◆ WHAT TO DO
Search the listing for "this" and copy every line where it appears.

◆ SUPPLIED RECORDS
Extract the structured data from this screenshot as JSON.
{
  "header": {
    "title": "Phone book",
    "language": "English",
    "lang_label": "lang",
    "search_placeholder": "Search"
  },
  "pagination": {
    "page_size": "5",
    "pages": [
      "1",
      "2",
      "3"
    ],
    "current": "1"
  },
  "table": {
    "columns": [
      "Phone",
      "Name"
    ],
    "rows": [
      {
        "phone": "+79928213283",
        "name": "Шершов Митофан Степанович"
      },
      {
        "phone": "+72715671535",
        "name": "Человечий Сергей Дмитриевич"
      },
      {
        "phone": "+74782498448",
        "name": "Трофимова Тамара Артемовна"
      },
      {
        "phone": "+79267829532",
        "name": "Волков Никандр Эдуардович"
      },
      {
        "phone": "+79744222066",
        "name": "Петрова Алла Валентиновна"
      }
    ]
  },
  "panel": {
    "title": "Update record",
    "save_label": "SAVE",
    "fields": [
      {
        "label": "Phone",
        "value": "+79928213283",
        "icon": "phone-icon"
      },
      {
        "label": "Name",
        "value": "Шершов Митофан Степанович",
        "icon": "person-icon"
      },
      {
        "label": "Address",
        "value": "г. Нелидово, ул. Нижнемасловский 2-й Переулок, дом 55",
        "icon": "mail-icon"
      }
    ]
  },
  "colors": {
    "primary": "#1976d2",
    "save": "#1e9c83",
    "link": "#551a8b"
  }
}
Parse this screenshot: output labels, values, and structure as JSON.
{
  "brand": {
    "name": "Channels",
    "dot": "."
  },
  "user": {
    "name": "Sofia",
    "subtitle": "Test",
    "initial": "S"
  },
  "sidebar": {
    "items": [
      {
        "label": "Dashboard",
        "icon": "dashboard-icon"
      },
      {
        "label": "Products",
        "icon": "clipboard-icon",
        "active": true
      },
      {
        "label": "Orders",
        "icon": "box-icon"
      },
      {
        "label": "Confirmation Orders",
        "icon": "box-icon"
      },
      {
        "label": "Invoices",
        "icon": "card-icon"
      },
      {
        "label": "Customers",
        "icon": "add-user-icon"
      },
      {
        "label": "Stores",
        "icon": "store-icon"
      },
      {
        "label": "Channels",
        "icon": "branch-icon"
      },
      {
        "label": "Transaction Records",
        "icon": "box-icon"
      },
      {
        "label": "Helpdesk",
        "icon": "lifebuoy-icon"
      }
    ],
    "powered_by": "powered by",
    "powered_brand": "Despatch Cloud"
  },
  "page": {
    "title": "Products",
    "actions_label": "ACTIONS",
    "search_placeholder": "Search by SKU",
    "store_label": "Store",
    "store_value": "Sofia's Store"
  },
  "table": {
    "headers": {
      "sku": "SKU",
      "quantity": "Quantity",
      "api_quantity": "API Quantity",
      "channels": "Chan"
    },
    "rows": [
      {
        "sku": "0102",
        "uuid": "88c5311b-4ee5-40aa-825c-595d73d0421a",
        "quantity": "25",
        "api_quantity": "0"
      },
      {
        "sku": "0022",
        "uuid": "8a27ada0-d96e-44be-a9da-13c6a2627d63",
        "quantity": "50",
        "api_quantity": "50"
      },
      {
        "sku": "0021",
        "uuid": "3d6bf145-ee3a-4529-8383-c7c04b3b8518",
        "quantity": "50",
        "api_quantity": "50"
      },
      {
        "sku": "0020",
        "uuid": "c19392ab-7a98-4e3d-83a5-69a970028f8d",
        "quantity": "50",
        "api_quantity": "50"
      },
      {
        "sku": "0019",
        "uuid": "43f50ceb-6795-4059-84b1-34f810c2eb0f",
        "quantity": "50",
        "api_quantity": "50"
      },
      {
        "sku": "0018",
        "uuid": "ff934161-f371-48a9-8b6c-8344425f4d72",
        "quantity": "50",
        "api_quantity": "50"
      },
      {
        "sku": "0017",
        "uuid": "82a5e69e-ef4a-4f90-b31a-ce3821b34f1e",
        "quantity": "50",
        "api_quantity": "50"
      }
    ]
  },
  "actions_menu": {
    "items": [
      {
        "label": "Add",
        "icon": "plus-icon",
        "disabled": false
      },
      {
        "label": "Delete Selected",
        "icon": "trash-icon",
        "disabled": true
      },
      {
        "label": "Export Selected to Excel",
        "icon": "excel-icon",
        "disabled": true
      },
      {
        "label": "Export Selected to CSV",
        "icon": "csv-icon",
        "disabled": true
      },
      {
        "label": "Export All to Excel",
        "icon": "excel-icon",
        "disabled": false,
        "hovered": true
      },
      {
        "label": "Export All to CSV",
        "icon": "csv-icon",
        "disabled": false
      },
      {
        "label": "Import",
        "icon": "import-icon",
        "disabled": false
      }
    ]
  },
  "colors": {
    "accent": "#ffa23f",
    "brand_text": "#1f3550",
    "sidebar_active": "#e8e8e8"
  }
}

◆ COMPLETED EXERCISE
Extract the structured data from this screenshot as JSON.
Parse this screenshot: output labels, values, and structure as JSON.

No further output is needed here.